## Start Listed entries

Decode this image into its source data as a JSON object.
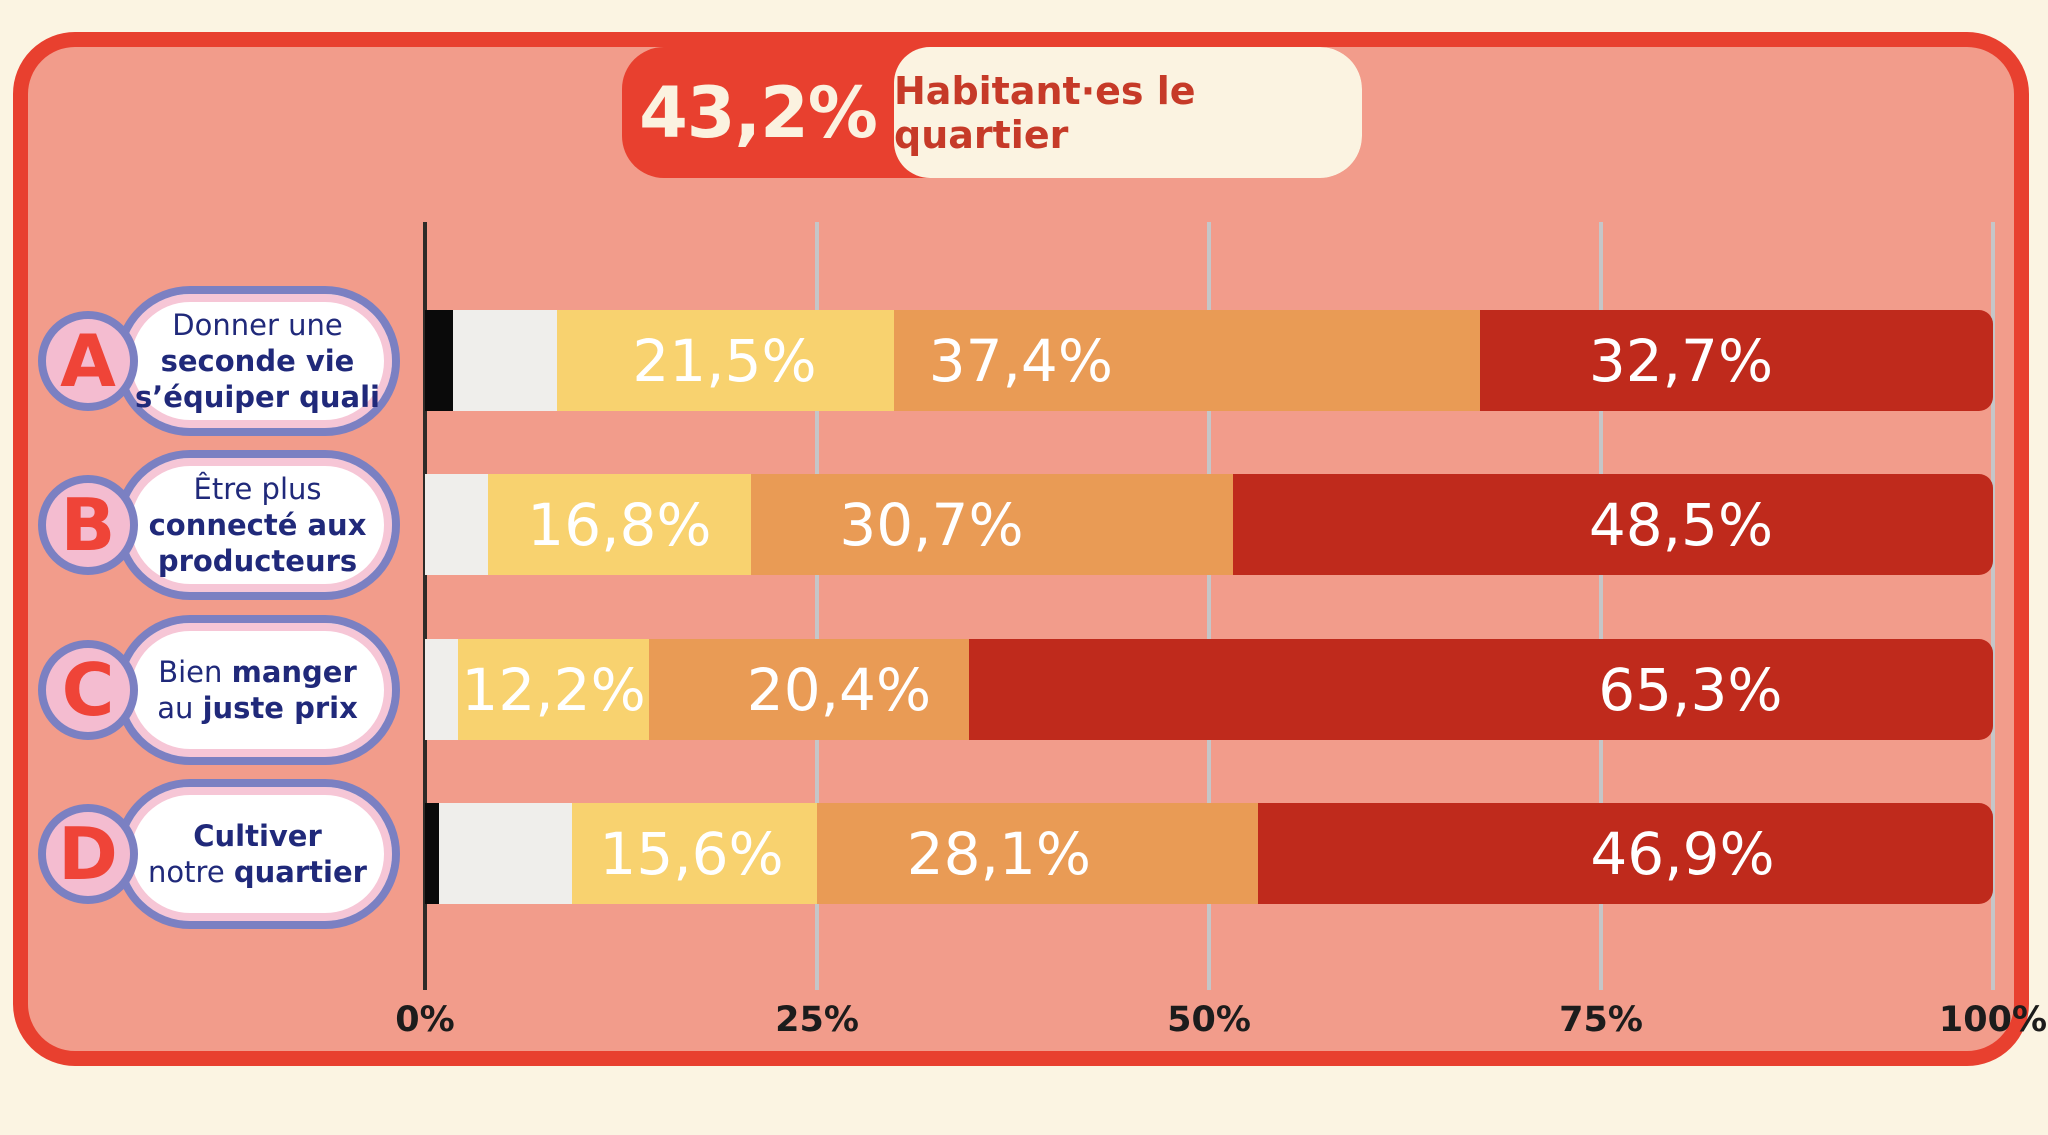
{
  "title_badge": {
    "value": "43,2%",
    "label": "Habitant·es le quartier"
  },
  "colors": {
    "page_bg": "#FBF4E2",
    "card_bg": "#F29C8B",
    "card_border": "#E8402F",
    "badge_red": "#E8402F",
    "badge_cream": "#FBF3E1",
    "badge_value_text": "#FBF2E0",
    "badge_label_text": "#C63A28",
    "navy": "#20297A",
    "pill_white": "#FFFFFF",
    "ring_purple": "#7B80C2",
    "ring_pink": "#F6C6D6",
    "circle_pink": "#F4BCD0",
    "letter_red": "#EF4438",
    "bar_black": "#0A0A0A",
    "bar_white": "#EFEEEB",
    "bar_yellow": "#F8D26F",
    "bar_orange": "#E99B55",
    "bar_red": "#BF2A1C",
    "grid_gray": "#C5C6C8",
    "axis_dark": "#2E2B28",
    "tick_text": "#1C1C1C"
  },
  "chart_data": {
    "type": "bar",
    "orientation": "horizontal_stacked",
    "unit": "percent",
    "xlim": [
      0,
      100
    ],
    "grid": true,
    "x_ticks": [
      {
        "label": "0%",
        "value": 0
      },
      {
        "label": "25%",
        "value": 25
      },
      {
        "label": "50%",
        "value": 50
      },
      {
        "label": "75%",
        "value": 75
      },
      {
        "label": "100%",
        "value": 100
      }
    ],
    "rows": [
      {
        "letter": "A",
        "label_lines": [
          [
            {
              "t": "Donner une",
              "b": false
            }
          ],
          [
            {
              "t": "seconde vie",
              "b": true
            }
          ],
          [
            {
              "t": "s’équiper quali",
              "b": true
            }
          ]
        ],
        "segments": [
          {
            "key": "black",
            "value": 1.8,
            "label": ""
          },
          {
            "key": "white",
            "value": 6.6,
            "label": ""
          },
          {
            "key": "yellow",
            "value": 21.5,
            "label": "21,5%",
            "label_x": 19.1
          },
          {
            "key": "orange",
            "value": 37.4,
            "label": "37,4%",
            "label_x": 38.0
          },
          {
            "key": "red",
            "value": 32.7,
            "label": "32,7%",
            "label_x": 80.1
          }
        ]
      },
      {
        "letter": "B",
        "label_lines": [
          [
            {
              "t": "Être plus",
              "b": false
            }
          ],
          [
            {
              "t": "connecté aux",
              "b": true
            }
          ],
          [
            {
              "t": "producteurs",
              "b": true
            }
          ]
        ],
        "segments": [
          {
            "key": "white",
            "value": 4.0,
            "label": ""
          },
          {
            "key": "yellow",
            "value": 16.8,
            "label": "16,8%",
            "label_x": 12.4
          },
          {
            "key": "orange",
            "value": 30.7,
            "label": "30,7%",
            "label_x": 32.3
          },
          {
            "key": "red",
            "value": 48.5,
            "label": "48,5%",
            "label_x": 80.1
          }
        ]
      },
      {
        "letter": "C",
        "label_lines": [
          [
            {
              "t": "Bien ",
              "b": false
            },
            {
              "t": "manger",
              "b": true
            }
          ],
          [
            {
              "t": "au ",
              "b": false
            },
            {
              "t": "juste prix",
              "b": true
            }
          ]
        ],
        "segments": [
          {
            "key": "white",
            "value": 2.1,
            "label": ""
          },
          {
            "key": "yellow",
            "value": 12.2,
            "label": "12,2%",
            "label_x": 8.2
          },
          {
            "key": "orange",
            "value": 20.4,
            "label": "20,4%",
            "label_x": 26.4
          },
          {
            "key": "red",
            "value": 65.3,
            "label": "65,3%",
            "label_x": 80.7
          }
        ]
      },
      {
        "letter": "D",
        "label_lines": [
          [
            {
              "t": "Cultiver",
              "b": true
            }
          ],
          [
            {
              "t": "notre ",
              "b": false
            },
            {
              "t": "quartier",
              "b": true
            }
          ]
        ],
        "segments": [
          {
            "key": "black",
            "value": 0.9,
            "label": ""
          },
          {
            "key": "white",
            "value": 8.5,
            "label": ""
          },
          {
            "key": "yellow",
            "value": 15.6,
            "label": "15,6%",
            "label_x": 17.0
          },
          {
            "key": "orange",
            "value": 28.1,
            "label": "28,1%",
            "label_x": 36.6
          },
          {
            "key": "red",
            "value": 46.9,
            "label": "46,9%",
            "label_x": 80.2
          }
        ]
      }
    ]
  }
}
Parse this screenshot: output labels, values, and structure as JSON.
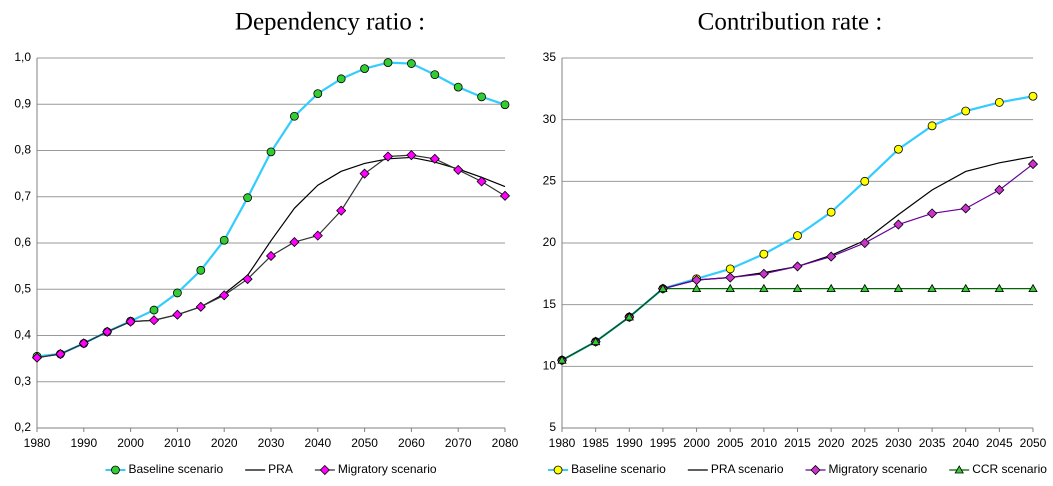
{
  "chart_data": [
    {
      "type": "line",
      "title": "Dependency ratio :",
      "x": [
        1980,
        1985,
        1990,
        1995,
        2000,
        2005,
        2010,
        2015,
        2020,
        2025,
        2030,
        2035,
        2040,
        2045,
        2050,
        2055,
        2060,
        2065,
        2070,
        2075,
        2080
      ],
      "xlim": [
        1980,
        2080
      ],
      "xticks": [
        1980,
        1990,
        2000,
        2010,
        2020,
        2030,
        2040,
        2050,
        2060,
        2070,
        2080
      ],
      "ylim": [
        0.2,
        1.0
      ],
      "yticks": [
        {
          "value": 0.2,
          "label": "0,2"
        },
        {
          "value": 0.3,
          "label": "0,3"
        },
        {
          "value": 0.4,
          "label": "0,4"
        },
        {
          "value": 0.5,
          "label": "0,5"
        },
        {
          "value": 0.6,
          "label": "0,6"
        },
        {
          "value": 0.7,
          "label": "0,7"
        },
        {
          "value": 0.8,
          "label": "0,8"
        },
        {
          "value": 0.9,
          "label": "0,9"
        },
        {
          "value": 1.0,
          "label": "1,0"
        }
      ],
      "grid": true,
      "series": [
        {
          "name": "Baseline scenario",
          "color": "#33ccff",
          "marker": "circle",
          "marker_color": "#33cc33",
          "values": [
            0.355,
            0.36,
            0.383,
            0.408,
            0.431,
            0.455,
            0.492,
            0.541,
            0.606,
            0.698,
            0.797,
            0.874,
            0.923,
            0.955,
            0.977,
            0.99,
            0.988,
            0.964,
            0.937,
            0.916,
            0.899
          ]
        },
        {
          "name": "PRA",
          "color": "#000000",
          "marker": "none",
          "marker_color": "#000000",
          "values": [
            0.352,
            0.36,
            0.383,
            0.408,
            0.43,
            0.433,
            0.445,
            0.462,
            0.49,
            0.53,
            0.605,
            0.675,
            0.725,
            0.755,
            0.772,
            0.782,
            0.785,
            0.775,
            0.76,
            0.742,
            0.722
          ]
        },
        {
          "name": "Migratory scenario",
          "color": "#333333",
          "marker": "diamond",
          "marker_color": "#ff00ff",
          "values": [
            0.352,
            0.36,
            0.383,
            0.408,
            0.43,
            0.433,
            0.445,
            0.462,
            0.487,
            0.522,
            0.572,
            0.602,
            0.616,
            0.67,
            0.75,
            0.787,
            0.79,
            0.782,
            0.758,
            0.733,
            0.702
          ]
        }
      ]
    },
    {
      "type": "line",
      "title": "Contribution rate :",
      "x": [
        1980,
        1985,
        1990,
        1995,
        2000,
        2005,
        2010,
        2015,
        2020,
        2025,
        2030,
        2035,
        2040,
        2045,
        2050
      ],
      "xlim": [
        1980,
        2050
      ],
      "xticks": [
        1980,
        1985,
        1990,
        1995,
        2000,
        2005,
        2010,
        2015,
        2020,
        2025,
        2030,
        2035,
        2040,
        2045,
        2050
      ],
      "ylim": [
        5,
        35
      ],
      "yticks": [
        5,
        10,
        15,
        20,
        25,
        30,
        35
      ],
      "grid": true,
      "series": [
        {
          "name": "Baseline scenario",
          "color": "#33ccff",
          "marker": "circle",
          "marker_color": "#ffff00",
          "values": [
            10.5,
            12,
            14,
            16.3,
            17.1,
            17.9,
            19.1,
            20.6,
            22.5,
            25.0,
            27.6,
            29.5,
            30.7,
            31.4,
            31.9
          ]
        },
        {
          "name": "PRA scenario",
          "color": "#000000",
          "marker": "none",
          "marker_color": "#000000",
          "values": [
            10.5,
            12,
            14,
            16.3,
            17.0,
            17.2,
            17.6,
            18.1,
            19.0,
            20.2,
            22.3,
            24.3,
            25.8,
            26.5,
            27.0
          ]
        },
        {
          "name": "Migratory scenario",
          "color": "#660099",
          "marker": "diamond",
          "marker_color": "#cc33cc",
          "values": [
            10.5,
            12,
            14,
            16.3,
            17.0,
            17.2,
            17.5,
            18.1,
            18.9,
            20.0,
            21.5,
            22.4,
            22.8,
            24.3,
            26.4
          ]
        },
        {
          "name": "CCR scenario",
          "color": "#006600",
          "marker": "triangle",
          "marker_color": "#33cc33",
          "values": [
            10.5,
            12,
            14,
            16.3,
            16.3,
            16.3,
            16.3,
            16.3,
            16.3,
            16.3,
            16.3,
            16.3,
            16.3,
            16.3,
            16.3
          ]
        }
      ]
    }
  ]
}
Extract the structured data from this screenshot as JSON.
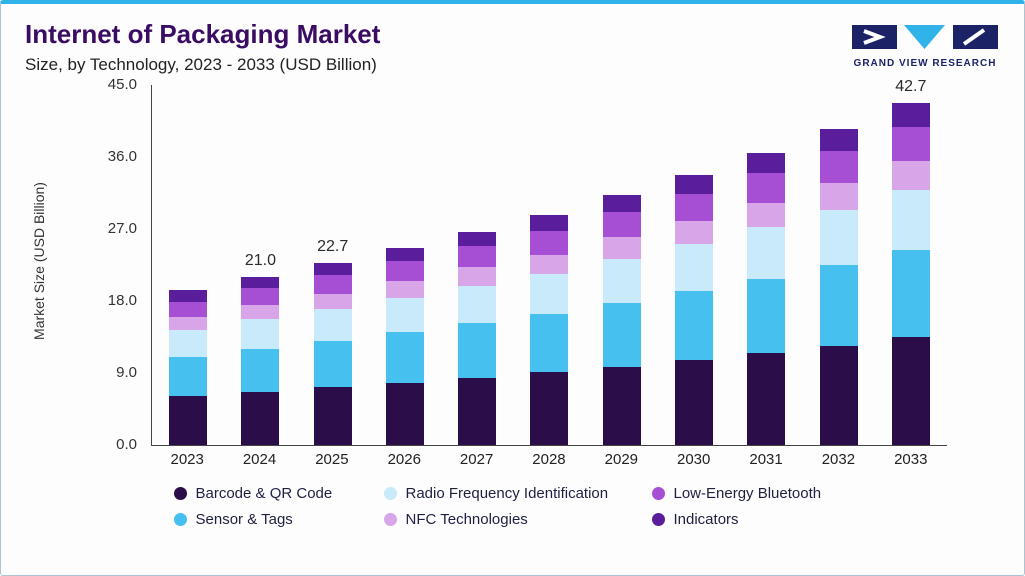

## End Listed entries

→ **Instructions to follow**:
Look for the word "JSON" and return every line where it occurs.

→ **Solution for this exercise**:
Decode this image into its source data as a JSON object.
Parse this screenshot: output labels, values, and structure as JSON.
Extract the structured data from this screenshot as JSON.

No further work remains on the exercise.